- _BRIEF A_
In the paper review, what does the existence of the Query Least Common Subsumer depend on assuming?

- _SOURCE_
Besides the proposed framework, the other main contributions of the paper are:

- A suite of algorithms to compute (approximate) explanation rules. These algorithms are based on the fact that finding a correct rule R_C can be reduced to finding a conjunctive query Q_C whose certain answers w.r.t. the ontology are all positive instances of C.

- Experiments are conducted to evaluate the quality of the queries produced by the algorithms, in terms of how accurate they represent the behaviour of the classifier.

###General Evaluation###

This paper is a revised version of a submission that I have previously reviewed. It is concerned with the topic of eXplainable Artificial Intelligence (XAI), which has recently drawn considerable attention in AI research, and it is definitely relevant for this journal.

Overall, the paper has been considerably improved w.r.t. previous versions. I believe the results are of value and interest for the Semantic Web community. There is only one minor issue, but nevertheless important, that I described below. Once this is addressed/corrected, I would recommend the paper to be accepted for publication.

###Minor issue###

One of the strategies used to merge queries in the proposed algorithms is to compute the Query Least Common Subsumer (QLCS). The existence of such query depends on assuming that every conjunctive query (CQ) contains an atom of the form TOP(x), where TOP is the well-known constructor from DLs. However, this assumption is not entirely consistent with the definition of CQs, i.e.,

- by definition, a CQ cannot have an empty body or an atom of the form TOP(x). Note that TOP is not a concept name. Therefore, it is wrong to assume that every CQ contains such an atom. This makes, in addition, the use of the empty query as a shorthand for { | TOP(x)} not well-defined.

One way to achieve the desired effect could be to add to the TBox the GCI $TOP \sqsubseteq A$ where $A$ is a fresh concept name, and then assume that all CQs contain the atom A(x). This does not change the set of certain answers, and should not be a problem for the query subsumption partial order.

Perhaps this is what the authors meant in the first place. However, this must be carefully explained.

###Some typos###
- p.4, l.38: ...expressivity of a *knowledge base* (instead of $\mathcal{K}$).
- p.7, l.8: ... is *the* main strength...
- p.10, l.16: please, mind the calligraphy used in $$.
- p.11, l.41: there should be space after the comma in *D,C*.
- , l.44: ...knowledge *base*...
- p.12, l.23: ...but only *by* a set...
- p.17, l.33: remove space before the comma at * Alg.1 , and...*
- , l.34: a missing comma after $a_1$.

Review #2
Anonymous submitted on 17/Apr/2023
Minor Revision
Review Comment:

The paper presents a framework for extracting global rule-based explanations of black-box classifiers. Rules simulate, in a possibly understandable way, the behavior of the the back-box classifier.
Section 1 introduces the motivation of the approach, discusses related work, and indicates the contributions of the paper.

- _DATA PROVIDED_
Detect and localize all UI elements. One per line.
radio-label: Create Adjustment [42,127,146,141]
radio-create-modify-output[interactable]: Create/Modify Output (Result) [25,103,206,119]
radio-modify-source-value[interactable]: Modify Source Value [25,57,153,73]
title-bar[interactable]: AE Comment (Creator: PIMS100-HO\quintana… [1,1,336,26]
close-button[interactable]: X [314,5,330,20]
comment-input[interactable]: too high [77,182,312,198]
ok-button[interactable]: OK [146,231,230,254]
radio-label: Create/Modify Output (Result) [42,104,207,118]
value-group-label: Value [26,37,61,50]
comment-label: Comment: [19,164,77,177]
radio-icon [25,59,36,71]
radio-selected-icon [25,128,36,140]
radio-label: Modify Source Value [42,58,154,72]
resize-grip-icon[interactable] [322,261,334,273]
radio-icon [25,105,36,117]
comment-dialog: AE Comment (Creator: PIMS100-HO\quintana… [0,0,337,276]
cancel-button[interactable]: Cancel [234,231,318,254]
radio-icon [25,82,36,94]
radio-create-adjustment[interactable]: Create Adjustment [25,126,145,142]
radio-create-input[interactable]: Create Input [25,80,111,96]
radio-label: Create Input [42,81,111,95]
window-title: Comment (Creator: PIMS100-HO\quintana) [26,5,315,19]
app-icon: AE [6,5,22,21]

- _BRIEF B_
Return everything in the rows from the start down to the line containing "radio-create-modify-output[interactable]: Create/Modify Output", both ends included, with each line copied exactly.

- _PROBLEM SOLUTION A_
That every conjunctive query contains an atom of the form TOP(x).

- _PROBLEM SOLUTION B_
Detect and localize all UI elements. One per line.
radio-label: Create Adjustment [42,127,146,141]
radio-create-modify-output[interactable]: Create/Modify Output (Result) [25,103,206,119]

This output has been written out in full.